*Requirement*
Please reproduce the passage of the Common Lisp chapter below from "If Scheme is" to "all work together.", word for word.

*Excerpted text*
Chapter 3: Common Lisp - The Industrial Strength Lisp
“Common Lisp is politics, not art.” - Scott Fahlman
Common Lisp is the B-52 bomber of programming languages—designed by committee in the 1980s, looks dated, and yet it’s still flying missions that would ground newer aircraft. It’s the language that runs credit card processing systems, airline reservation systems, and quantum computer compilers. It’s ugly, it’s beautiful, it’s practical, and it’s still ahead of its time.
If Scheme is a haiku and Clojure is a startup pitch, Common Lisp is the Encyclopædia Britannica—comprehensive, authoritative, and surprisingly fun to browse. It’s the Lisp that said “yes” to every feature request and somehow made it all work together.
Setting Up SBCL and Quicklisp
Let’s start by getting a modern Common Lisp environment running. In 2025, the ecosystem has matured beautifully. We’ll use SBCL (Steel Bank Common Lisp), the fastest and most actively developed open-source implementation, and Quicklisp, the package manager that finally made Common Lisp libraries easy to use.
Installing SBCL
On macOS:
brew install sbcl
On Ubuntu/Debian:
sudo apt-get install sbcl
On Windows (yes, Common Lisp runs on Windows):
# Download the installer from sbcl.org
# Or use WSL2 and follow the Linux instructions
From source (for the brave):
git clone git://git.code.sf.net/p/sbcl/sbcl
cd sbcl
sh make.sh --fancy
sudo sh install.sh
The --fancy flag enables all the fun experimental features. Common Lisp programmers like their features fancy.

*Data rows*
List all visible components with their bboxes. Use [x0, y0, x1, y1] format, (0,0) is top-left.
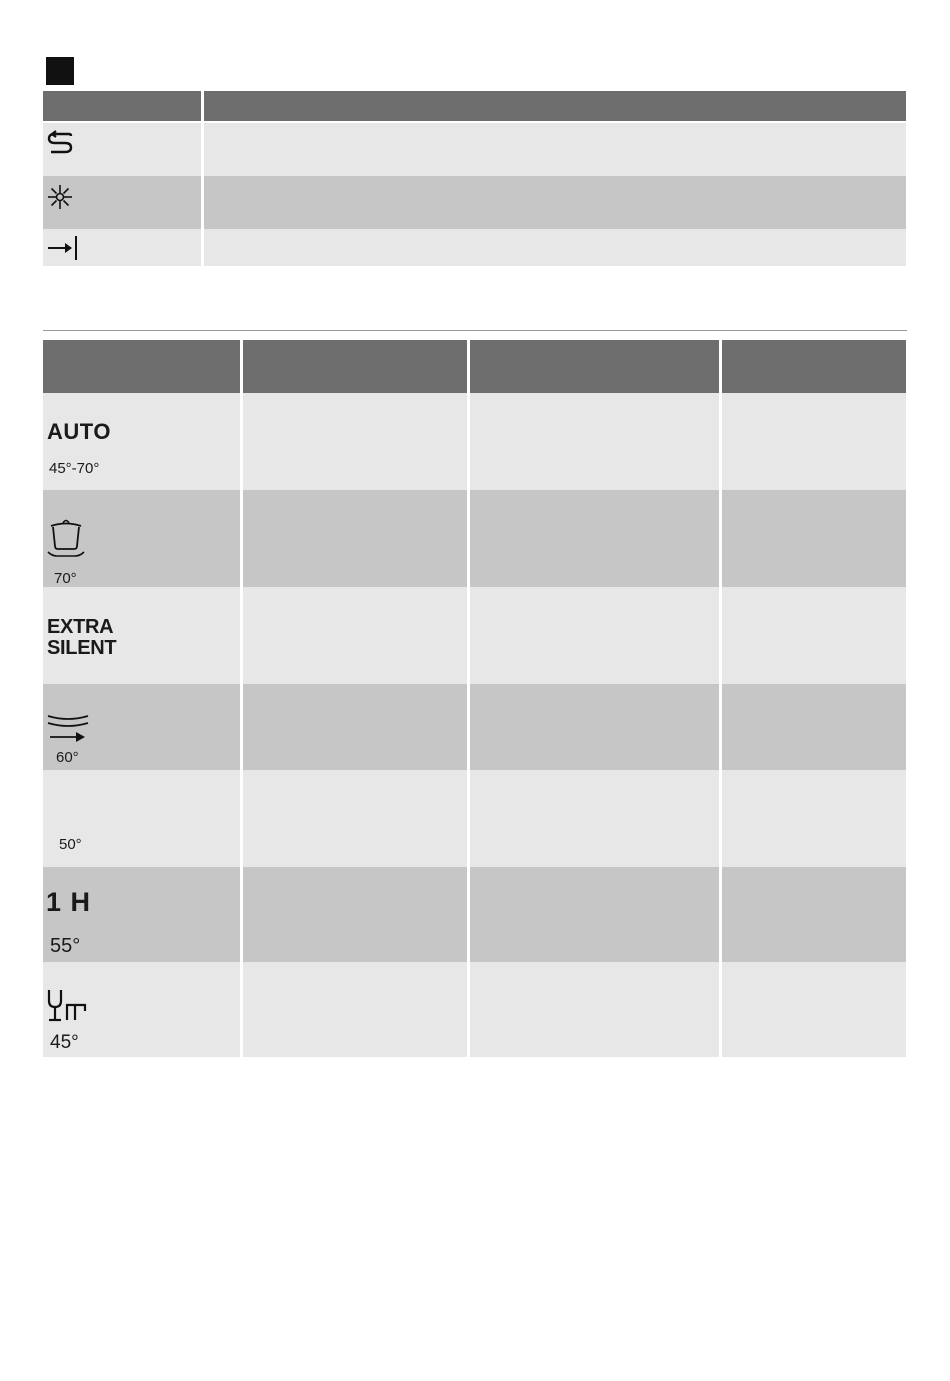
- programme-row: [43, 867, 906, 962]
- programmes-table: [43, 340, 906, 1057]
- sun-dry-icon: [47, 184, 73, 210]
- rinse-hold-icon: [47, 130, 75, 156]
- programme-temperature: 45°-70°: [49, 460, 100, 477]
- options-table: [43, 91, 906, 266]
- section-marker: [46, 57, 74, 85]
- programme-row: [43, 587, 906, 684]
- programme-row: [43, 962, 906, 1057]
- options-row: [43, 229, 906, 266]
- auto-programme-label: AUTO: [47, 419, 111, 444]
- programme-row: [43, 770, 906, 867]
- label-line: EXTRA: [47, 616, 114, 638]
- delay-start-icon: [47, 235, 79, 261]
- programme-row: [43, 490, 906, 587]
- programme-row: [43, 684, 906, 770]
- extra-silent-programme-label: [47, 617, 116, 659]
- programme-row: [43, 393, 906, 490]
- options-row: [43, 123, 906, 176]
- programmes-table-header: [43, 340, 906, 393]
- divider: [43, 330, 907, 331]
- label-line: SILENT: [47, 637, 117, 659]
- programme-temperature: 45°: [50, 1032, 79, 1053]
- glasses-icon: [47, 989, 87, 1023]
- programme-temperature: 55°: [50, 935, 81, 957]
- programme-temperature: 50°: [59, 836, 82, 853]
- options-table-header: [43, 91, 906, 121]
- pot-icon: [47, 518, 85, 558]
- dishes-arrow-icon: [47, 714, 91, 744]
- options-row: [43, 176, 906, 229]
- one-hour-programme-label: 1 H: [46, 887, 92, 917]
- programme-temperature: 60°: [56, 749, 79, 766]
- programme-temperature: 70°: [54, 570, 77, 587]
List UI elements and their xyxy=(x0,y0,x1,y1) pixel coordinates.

*Solution*
If Scheme is a haiku and Clojure is a startup pitch, Common Lisp is the Encyclopædia Britannica—comprehensive, authoritative, and surprisingly fun to browse. It’s the Lisp that said “yes” to every feature request and somehow made it all work together.